- [Stated goal]:
Only lines with the string "Cleaning" matter here; gather them from the material below.

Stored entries
________

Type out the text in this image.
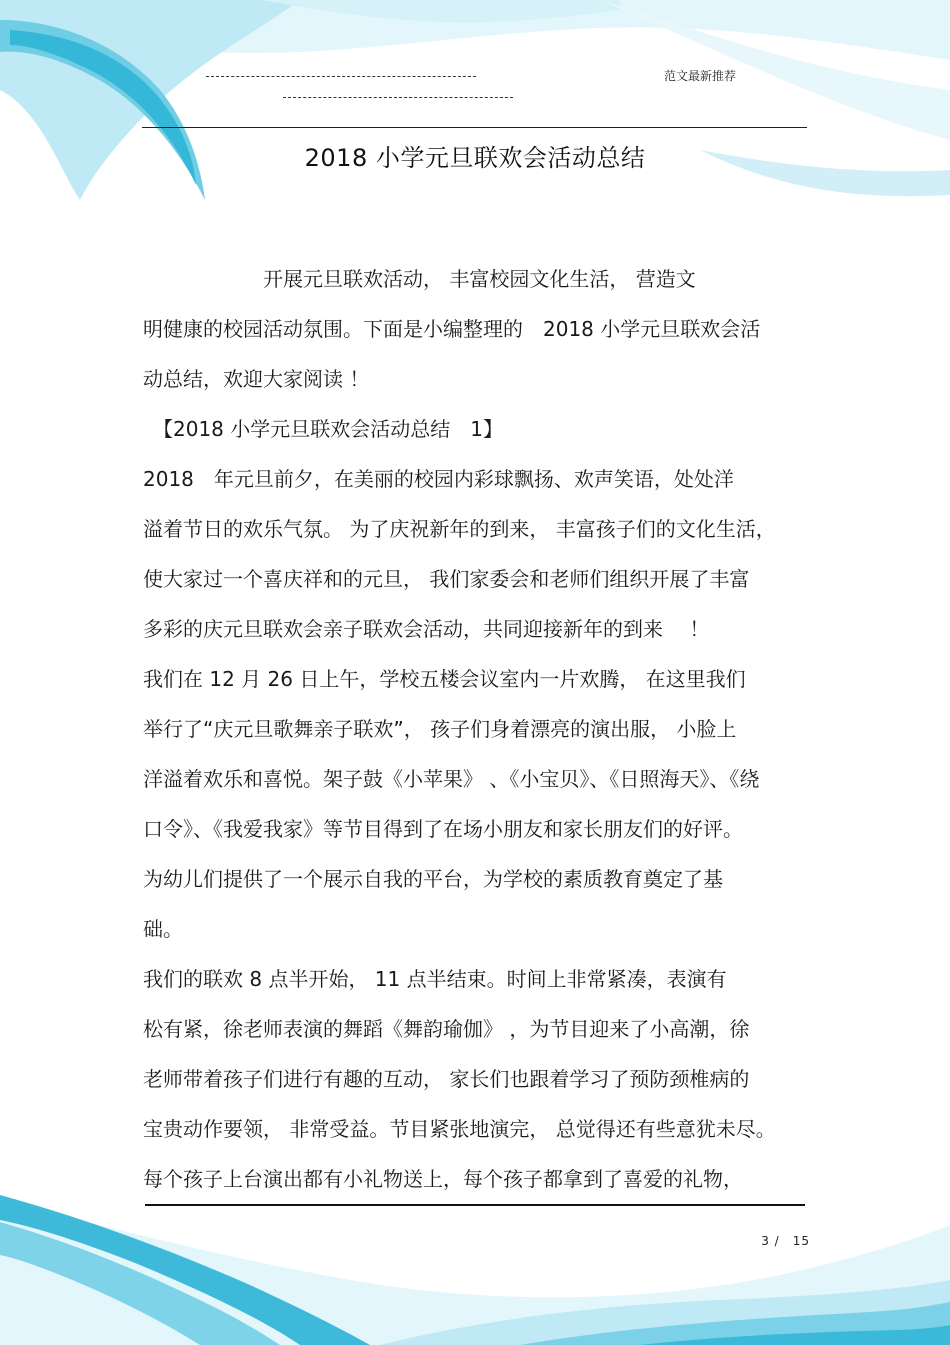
范文最新推荐
2018 小学元旦联欢会活动总结

　　　　　　开展元旦联欢活动， 丰富校园文化生活， 营造文

明健康的校园活动氛围。下面是小编整理的　2018 小学元旦联欢会活

动总结，欢迎大家阅读 ！

　【2018 小学元旦联欢会活动总结　1】

2018　年元旦前夕，在美丽的校园内彩球飘扬、欢声笑语，处处洋

溢着节日的欢乐气氛。 为了庆祝新年的到来， 丰富孩子们的文化生活，

使大家过一个喜庆祥和的元旦， 我们家委会和老师们组织开展了丰富

多彩的庆元旦联欢会亲子联欢会活动，共同迎接新年的到来　 ！

我们在 12 月 26 日上午，学校五楼会议室内一片欢腾， 在这里我们

举行了“庆元旦歌舞亲子联欢”， 孩子们身着漂亮的演出服， 小脸上

洋溢着欢乐和喜悦。架子鼓《小苹果》 、《小宝贝》、《日照海天》、《绕

口令》、《我爱我家》等节目得到了在场小朋友和家长朋友们的好评。

为幼儿们提供了一个展示自我的平台，为学校的素质教育奠定了基

础。

我们的联欢 8 点半开始， 11 点半结束。时间上非常紧凑，表演有

松有紧，徐老师表演的舞蹈《舞韵瑜伽》 ，为节目迎来了小高潮，徐

老师带着孩子们进行有趣的互动， 家长们也跟着学习了预防颈椎病的

宝贵动作要领， 非常受益。节目紧张地演完， 总觉得还有些意犹未尽。

每个孩子上台演出都有小礼物送上，每个孩子都拿到了喜爱的礼物，

3 /　15
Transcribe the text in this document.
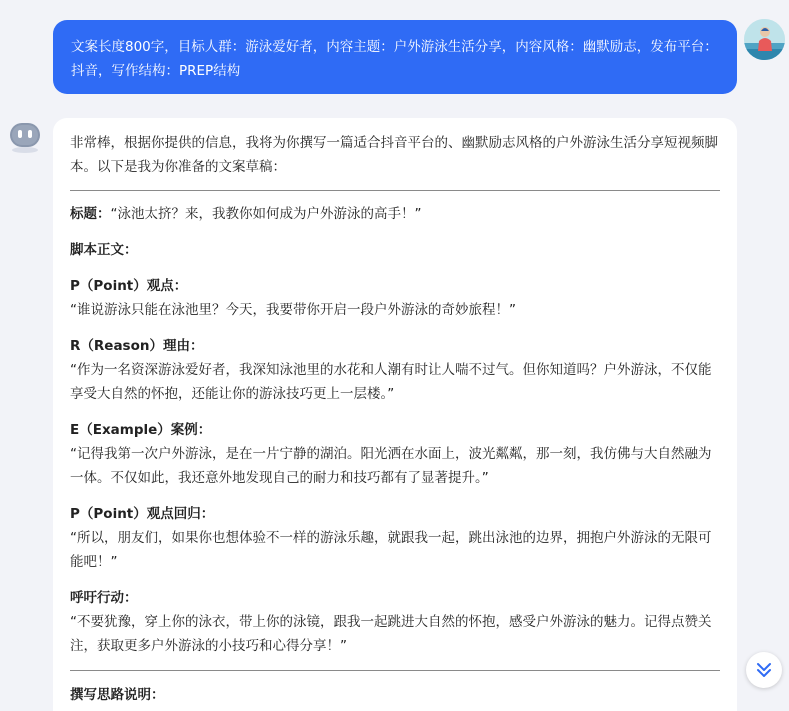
文案长度800字，目标人群：游泳爱好者，内容主题：户外游泳生活分享，内容风格：幽默励志，发布平台：抖音，写作结构：PREP结构

非常棒，根据你提供的信息，我将为你撰写一篇适合抖音平台的、幽默励志风格的户外游泳生活分享短视频脚本。以下是我为你准备的文案草稿：

标题：“泳池太挤？来，我教你如何成为户外游泳的高手！”

脚本正文：

P（Point）观点：

“谁说游泳只能在泳池里？今天，我要带你开启一段户外游泳的奇妙旅程！”

R（Reason）理由：

“作为一名资深游泳爱好者，我深知泳池里的水花和人潮有时让人喘不过气。但你知道吗？户外游泳，不仅能享受大自然的怀抱，还能让你的游泳技巧更上一层楼。”

E（Example）案例：

“记得我第一次户外游泳，是在一片宁静的湖泊。阳光洒在水面上，波光粼粼，那一刻，我仿佛与大自然融为一体。不仅如此，我还意外地发现自己的耐力和技巧都有了显著提升。”

P（Point）观点回归：

“所以，朋友们，如果你也想体验不一样的游泳乐趣，就跟我一起，跳出泳池的边界，拥抱户外游泳的无限可能吧！”

呼吁行动：

“不要犹豫，穿上你的泳衣，带上你的泳镜，跟我一起跳进大自然的怀抱，感受户外游泳的魅力。记得点赞关注，获取更多户外游泳的小技巧和心得分享！”

撰写思路说明：
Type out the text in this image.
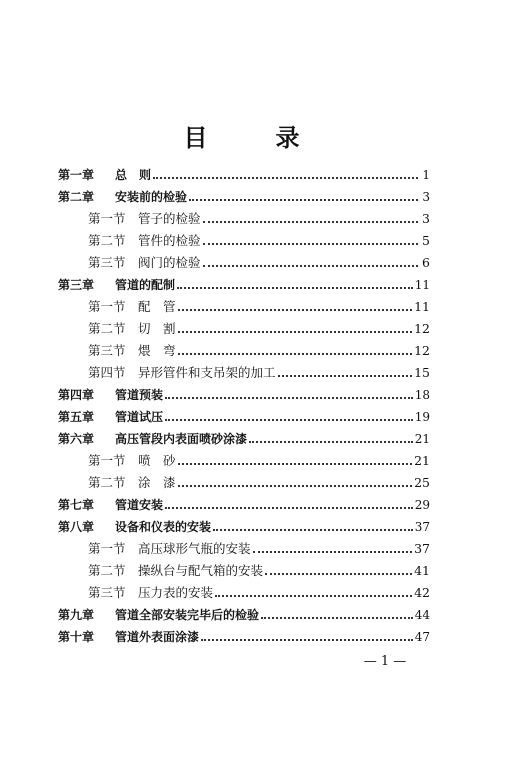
目　录
第一章	总　则	1
第二章	安装前的检验	3
第一节 管子的检验	3
第二节 管件的检验	5
第三节 阀门的检验	6
第三章	管道的配制	11
第一节 配　管	11
第二节 切　割	12
第三节 煨　弯	12
第四节 异形管件和支吊架的加工	15
第四章	管道预装	18
第五章	管道试压	19
第六章	高压管段内表面喷砂涂漆	21
第一节 喷　砂	21
第二节 涂　漆	25
第七章	管道安装	29
第八章	设备和仪表的安装	37
第一节 高压球形气瓶的安装	37
第二节 操纵台与配气箱的安装	41
第三节 压力表的安装	42
第九章	管道全部安装完毕后的检验	44
第十章	管道外表面涂漆	47
— 1 —
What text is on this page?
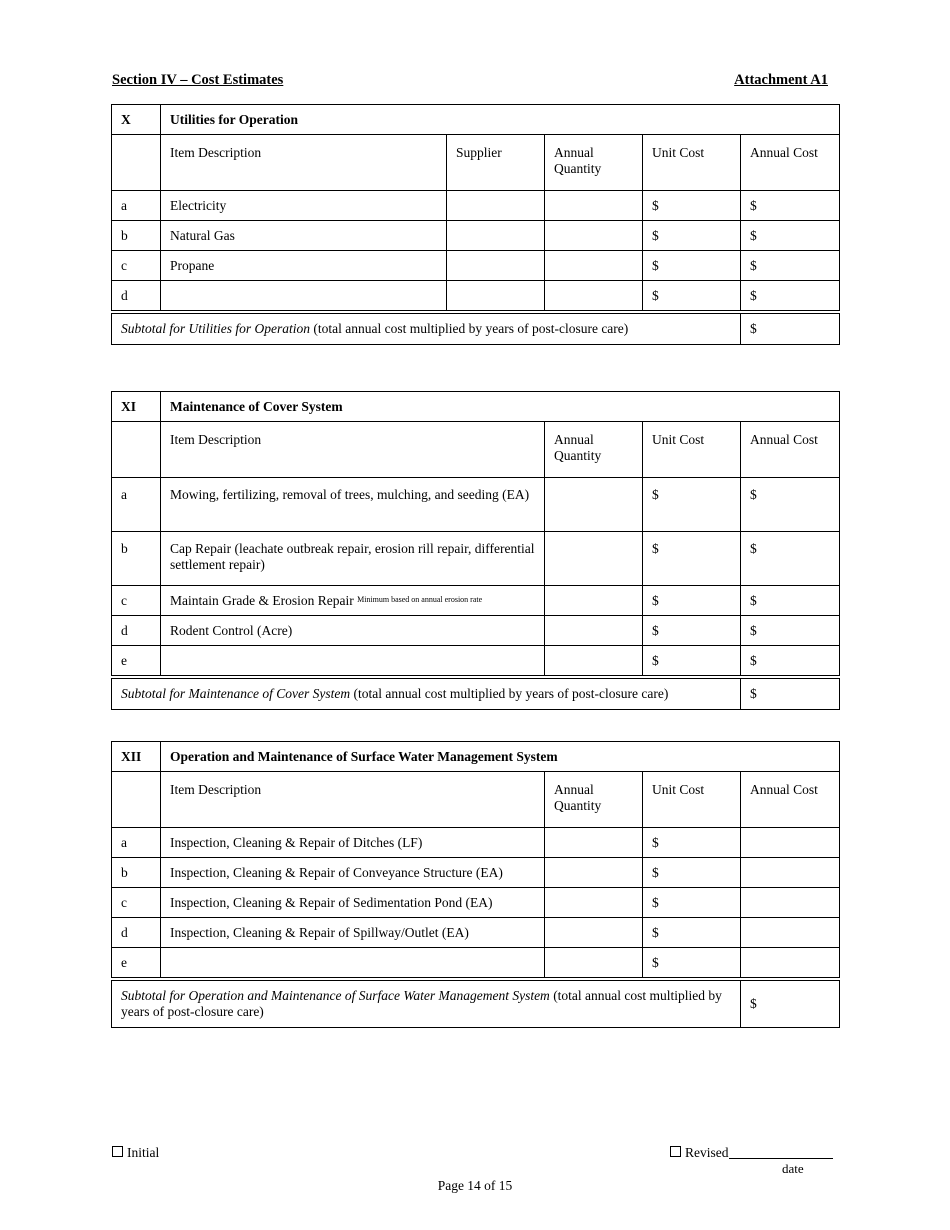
Section IV – Cost Estimates	Attachment A1
X	Utilities for Operation				
	Item Description	Supplier	Annual Quantity	Unit Cost	Annual Cost
a	Electricity			$	$
b	Natural Gas			$	$
c	Propane			$	$
d				$	$
Subtotal for Utilities for Operation (total annual cost multiplied by years of post-closure care)					$
XI	Maintenance of Cover System			
	Item Description	Annual Quantity	Unit Cost	Annual Cost
a	Mowing, fertilizing, removal of trees, mulching, and seeding (EA)		$	$
b	Cap Repair (leachate outbreak repair, erosion rill repair, differential settlement repair)		$	$
c	Maintain Grade & Erosion Repair $^{Minimum based on annual erosion rate}$		$	$
d	Rodent Control (Acre)		$	$
e			$	$
Subtotal for Maintenance of Cover System (total annual cost multiplied by years of post-closure care)				$
XII	Operation and Maintenance of Surface Water Management System			
	Item Description	Annual Quantity	Unit Cost	Annual Cost
a	Inspection, Cleaning & Repair of Ditches (LF)		$	
b	Inspection, Cleaning & Repair of Conveyance Structure (EA)		$	
c	Inspection, Cleaning & Repair of Sedimentation Pond (EA)		$	
d	Inspection, Cleaning & Repair of Spillway/Outlet (EA)		$	
e			$	
Subtotal for Operation and Maintenance of Surface Water Management System (total annual cost multiplied by years of post-closure care)				$
Initial	Revised
date
Page 14 of 15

________

- [The response]:
a	Inspection, Cleaning & Repair of Ditches (LF)		$	
b	Inspection, Cleaning & Repair of Conveyance Structure (EA)		$	
c	Inspection, Cleaning & Repair of Sedimentation Pond (EA)		$	
d	Inspection, Cleaning & Repair of Spillway/Outlet (EA)		$	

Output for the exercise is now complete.